MATERIAL PROVIDED START
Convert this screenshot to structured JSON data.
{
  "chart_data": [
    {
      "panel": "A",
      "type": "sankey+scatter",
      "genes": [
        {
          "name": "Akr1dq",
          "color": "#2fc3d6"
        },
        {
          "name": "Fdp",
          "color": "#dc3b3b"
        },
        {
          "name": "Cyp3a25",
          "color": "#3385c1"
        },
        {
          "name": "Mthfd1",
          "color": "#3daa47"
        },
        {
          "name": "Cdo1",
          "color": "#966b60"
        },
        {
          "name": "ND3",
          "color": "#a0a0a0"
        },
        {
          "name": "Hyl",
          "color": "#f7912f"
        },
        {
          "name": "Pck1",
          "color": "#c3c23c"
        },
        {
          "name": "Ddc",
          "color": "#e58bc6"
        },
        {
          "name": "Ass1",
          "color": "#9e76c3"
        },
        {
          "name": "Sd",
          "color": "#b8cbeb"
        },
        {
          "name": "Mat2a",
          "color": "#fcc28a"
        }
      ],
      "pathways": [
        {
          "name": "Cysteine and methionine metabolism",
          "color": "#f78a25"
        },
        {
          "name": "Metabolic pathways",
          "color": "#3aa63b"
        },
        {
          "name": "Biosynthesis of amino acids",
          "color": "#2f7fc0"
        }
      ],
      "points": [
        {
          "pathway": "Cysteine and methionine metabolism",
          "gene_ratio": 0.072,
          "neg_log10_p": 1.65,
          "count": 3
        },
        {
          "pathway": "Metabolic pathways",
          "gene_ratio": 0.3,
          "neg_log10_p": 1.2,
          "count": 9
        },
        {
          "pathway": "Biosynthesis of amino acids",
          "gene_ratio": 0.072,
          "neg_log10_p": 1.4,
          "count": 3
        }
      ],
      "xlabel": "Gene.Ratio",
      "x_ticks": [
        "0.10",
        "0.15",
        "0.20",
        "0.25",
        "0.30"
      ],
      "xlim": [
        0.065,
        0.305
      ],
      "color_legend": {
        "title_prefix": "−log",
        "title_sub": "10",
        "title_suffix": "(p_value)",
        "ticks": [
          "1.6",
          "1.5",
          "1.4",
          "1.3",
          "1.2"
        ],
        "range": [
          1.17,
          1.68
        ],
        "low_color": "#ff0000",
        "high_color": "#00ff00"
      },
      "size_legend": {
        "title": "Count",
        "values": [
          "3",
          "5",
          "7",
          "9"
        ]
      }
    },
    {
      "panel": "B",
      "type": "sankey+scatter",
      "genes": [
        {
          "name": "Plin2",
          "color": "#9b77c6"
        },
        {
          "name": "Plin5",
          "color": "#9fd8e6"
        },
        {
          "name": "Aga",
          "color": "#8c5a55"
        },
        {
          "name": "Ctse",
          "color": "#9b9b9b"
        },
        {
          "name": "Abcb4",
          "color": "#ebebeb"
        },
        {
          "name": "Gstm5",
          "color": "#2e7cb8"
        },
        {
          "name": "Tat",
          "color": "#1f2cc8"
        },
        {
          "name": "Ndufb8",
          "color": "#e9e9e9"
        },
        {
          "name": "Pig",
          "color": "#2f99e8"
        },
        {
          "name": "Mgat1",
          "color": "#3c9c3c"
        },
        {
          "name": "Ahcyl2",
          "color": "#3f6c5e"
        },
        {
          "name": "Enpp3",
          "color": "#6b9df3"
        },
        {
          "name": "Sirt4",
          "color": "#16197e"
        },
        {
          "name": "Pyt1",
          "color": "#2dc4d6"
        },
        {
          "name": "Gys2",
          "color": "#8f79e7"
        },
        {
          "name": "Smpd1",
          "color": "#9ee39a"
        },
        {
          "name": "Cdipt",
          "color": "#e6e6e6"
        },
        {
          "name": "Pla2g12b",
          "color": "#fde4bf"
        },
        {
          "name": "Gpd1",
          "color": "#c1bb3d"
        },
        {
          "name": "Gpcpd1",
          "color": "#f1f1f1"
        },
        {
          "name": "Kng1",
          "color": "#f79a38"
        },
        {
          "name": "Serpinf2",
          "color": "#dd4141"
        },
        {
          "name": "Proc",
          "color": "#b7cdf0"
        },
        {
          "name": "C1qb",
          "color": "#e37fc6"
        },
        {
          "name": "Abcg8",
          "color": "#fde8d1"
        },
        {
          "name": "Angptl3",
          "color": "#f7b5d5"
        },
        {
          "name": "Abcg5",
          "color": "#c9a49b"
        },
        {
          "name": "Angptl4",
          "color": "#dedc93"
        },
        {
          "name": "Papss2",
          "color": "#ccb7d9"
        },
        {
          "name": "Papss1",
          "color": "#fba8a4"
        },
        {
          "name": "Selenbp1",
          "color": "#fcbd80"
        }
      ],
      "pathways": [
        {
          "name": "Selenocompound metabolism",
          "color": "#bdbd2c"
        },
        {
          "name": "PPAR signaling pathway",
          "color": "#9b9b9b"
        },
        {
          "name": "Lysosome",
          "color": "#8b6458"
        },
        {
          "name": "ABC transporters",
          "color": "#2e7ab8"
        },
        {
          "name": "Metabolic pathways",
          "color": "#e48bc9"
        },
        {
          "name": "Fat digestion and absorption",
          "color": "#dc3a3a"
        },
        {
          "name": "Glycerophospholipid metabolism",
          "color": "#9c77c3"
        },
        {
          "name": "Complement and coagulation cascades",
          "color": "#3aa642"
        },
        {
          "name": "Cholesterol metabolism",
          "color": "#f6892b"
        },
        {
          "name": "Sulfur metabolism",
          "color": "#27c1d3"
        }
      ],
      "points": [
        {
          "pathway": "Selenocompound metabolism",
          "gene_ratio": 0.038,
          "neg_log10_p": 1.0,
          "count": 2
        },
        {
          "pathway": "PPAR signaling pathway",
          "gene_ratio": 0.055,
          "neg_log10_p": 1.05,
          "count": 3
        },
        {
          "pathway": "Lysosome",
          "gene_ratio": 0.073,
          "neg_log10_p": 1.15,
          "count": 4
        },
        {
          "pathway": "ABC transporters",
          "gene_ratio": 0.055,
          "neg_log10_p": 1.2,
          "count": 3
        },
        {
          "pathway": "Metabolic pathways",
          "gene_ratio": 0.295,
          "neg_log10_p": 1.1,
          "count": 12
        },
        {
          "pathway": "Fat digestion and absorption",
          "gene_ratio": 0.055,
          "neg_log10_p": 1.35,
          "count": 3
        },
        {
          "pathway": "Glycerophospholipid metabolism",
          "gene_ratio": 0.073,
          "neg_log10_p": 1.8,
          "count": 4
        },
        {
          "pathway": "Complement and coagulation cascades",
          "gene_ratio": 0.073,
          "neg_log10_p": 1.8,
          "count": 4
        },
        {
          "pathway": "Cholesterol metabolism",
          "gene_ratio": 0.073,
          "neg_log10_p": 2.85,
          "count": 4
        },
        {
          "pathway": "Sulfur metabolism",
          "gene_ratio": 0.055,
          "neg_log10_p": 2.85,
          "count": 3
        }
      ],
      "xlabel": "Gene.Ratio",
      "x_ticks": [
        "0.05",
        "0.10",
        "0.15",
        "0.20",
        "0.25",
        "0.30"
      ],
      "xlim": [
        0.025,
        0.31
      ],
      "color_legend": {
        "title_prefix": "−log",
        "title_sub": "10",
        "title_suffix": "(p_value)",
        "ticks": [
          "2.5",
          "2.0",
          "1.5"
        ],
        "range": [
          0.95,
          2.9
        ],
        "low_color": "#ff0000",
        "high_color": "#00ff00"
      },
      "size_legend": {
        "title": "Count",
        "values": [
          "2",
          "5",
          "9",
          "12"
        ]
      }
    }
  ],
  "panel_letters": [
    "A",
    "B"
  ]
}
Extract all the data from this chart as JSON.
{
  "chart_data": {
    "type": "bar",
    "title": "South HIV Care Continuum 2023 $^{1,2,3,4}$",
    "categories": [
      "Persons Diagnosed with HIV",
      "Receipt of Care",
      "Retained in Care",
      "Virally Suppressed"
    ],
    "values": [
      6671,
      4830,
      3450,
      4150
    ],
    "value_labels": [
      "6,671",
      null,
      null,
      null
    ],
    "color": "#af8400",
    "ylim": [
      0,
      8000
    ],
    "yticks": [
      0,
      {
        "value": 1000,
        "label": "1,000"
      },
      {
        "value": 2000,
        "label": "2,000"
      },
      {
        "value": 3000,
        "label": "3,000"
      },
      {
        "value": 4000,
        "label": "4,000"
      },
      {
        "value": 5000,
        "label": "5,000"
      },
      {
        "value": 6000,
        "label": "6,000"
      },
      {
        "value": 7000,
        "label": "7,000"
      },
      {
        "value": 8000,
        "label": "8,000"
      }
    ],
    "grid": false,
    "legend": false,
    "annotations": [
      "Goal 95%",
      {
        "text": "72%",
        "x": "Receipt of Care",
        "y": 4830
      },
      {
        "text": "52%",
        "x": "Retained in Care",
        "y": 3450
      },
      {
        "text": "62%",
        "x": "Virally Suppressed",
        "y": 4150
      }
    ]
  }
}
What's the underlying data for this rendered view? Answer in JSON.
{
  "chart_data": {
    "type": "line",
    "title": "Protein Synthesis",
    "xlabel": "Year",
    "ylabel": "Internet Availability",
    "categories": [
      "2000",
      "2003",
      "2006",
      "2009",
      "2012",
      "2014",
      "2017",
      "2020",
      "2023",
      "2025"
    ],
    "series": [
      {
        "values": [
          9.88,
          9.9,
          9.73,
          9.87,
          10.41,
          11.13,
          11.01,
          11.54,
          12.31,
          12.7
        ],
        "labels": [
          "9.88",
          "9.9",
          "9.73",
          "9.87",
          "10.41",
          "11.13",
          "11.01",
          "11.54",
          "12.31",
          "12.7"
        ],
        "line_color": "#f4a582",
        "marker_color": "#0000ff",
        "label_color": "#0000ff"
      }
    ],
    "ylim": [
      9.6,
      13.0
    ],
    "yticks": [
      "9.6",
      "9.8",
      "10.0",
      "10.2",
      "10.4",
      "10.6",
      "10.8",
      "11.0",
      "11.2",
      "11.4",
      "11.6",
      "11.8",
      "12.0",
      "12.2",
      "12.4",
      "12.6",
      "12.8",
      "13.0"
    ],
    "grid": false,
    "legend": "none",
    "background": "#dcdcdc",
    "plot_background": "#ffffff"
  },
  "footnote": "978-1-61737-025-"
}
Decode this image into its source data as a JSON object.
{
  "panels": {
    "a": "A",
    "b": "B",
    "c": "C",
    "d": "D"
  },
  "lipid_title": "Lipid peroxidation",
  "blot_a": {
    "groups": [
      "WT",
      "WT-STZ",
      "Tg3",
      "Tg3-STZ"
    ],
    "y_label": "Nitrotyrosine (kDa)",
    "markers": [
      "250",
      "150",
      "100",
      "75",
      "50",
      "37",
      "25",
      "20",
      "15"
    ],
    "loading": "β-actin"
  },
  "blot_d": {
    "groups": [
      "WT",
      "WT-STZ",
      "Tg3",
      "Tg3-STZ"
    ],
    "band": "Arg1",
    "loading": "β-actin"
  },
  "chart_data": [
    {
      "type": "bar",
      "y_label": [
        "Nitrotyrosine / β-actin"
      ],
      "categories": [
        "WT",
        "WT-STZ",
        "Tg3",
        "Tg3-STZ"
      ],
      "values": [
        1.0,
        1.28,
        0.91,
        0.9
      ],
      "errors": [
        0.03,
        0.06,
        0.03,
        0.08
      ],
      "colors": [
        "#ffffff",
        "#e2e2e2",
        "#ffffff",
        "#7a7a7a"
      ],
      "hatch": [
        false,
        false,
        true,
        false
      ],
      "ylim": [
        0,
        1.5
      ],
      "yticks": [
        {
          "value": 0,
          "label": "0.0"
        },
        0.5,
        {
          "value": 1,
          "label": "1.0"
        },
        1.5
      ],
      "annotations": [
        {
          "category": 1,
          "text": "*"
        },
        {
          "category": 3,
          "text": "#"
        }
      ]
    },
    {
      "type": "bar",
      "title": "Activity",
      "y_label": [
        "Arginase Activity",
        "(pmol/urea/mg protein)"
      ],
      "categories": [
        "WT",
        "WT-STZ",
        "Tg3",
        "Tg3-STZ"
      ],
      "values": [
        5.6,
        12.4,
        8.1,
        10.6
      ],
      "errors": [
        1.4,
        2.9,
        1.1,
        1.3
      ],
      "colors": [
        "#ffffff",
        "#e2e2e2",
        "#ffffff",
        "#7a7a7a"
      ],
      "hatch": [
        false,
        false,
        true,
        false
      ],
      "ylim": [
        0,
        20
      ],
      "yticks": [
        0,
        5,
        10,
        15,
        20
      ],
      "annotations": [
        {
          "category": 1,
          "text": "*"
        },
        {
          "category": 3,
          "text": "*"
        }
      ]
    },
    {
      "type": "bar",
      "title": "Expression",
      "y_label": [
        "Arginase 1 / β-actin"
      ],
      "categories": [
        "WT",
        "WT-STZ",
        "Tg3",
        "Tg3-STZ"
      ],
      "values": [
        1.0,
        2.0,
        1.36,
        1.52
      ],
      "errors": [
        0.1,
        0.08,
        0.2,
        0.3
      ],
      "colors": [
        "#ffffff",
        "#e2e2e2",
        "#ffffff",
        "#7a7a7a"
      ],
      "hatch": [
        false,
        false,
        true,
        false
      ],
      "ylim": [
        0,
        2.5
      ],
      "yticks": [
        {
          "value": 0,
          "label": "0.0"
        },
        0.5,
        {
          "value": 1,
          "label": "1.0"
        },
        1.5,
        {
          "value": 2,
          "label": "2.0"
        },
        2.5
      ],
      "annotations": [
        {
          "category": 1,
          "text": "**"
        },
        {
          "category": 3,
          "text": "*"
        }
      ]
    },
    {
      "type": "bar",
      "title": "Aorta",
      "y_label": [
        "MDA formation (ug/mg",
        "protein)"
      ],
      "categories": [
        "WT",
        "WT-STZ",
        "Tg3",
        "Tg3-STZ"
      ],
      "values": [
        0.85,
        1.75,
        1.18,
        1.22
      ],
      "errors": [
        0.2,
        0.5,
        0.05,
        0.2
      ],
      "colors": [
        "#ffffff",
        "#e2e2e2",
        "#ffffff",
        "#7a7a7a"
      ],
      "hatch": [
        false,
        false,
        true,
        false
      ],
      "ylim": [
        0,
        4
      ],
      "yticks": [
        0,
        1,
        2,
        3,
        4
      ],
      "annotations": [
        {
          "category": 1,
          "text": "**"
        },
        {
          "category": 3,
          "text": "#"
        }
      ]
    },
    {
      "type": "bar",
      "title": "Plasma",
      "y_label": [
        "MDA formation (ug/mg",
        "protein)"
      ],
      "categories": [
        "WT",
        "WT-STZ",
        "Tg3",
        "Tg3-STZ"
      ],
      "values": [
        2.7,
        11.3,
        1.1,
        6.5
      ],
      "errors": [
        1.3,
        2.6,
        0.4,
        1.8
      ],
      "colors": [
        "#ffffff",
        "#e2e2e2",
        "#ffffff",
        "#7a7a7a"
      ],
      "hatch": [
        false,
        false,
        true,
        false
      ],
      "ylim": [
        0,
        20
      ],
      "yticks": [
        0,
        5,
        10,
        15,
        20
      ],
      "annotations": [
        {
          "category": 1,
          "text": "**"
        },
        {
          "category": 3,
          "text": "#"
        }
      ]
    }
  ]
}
MATERIAL PROVIDED END
ACTIVITY >> What lines of the material above include "Selenocompound"? Copy each one.

EXERCISE OUTPUT >>
          "name": "Selenocompound metabolism",
          "pathway": "Selenocompound metabolism",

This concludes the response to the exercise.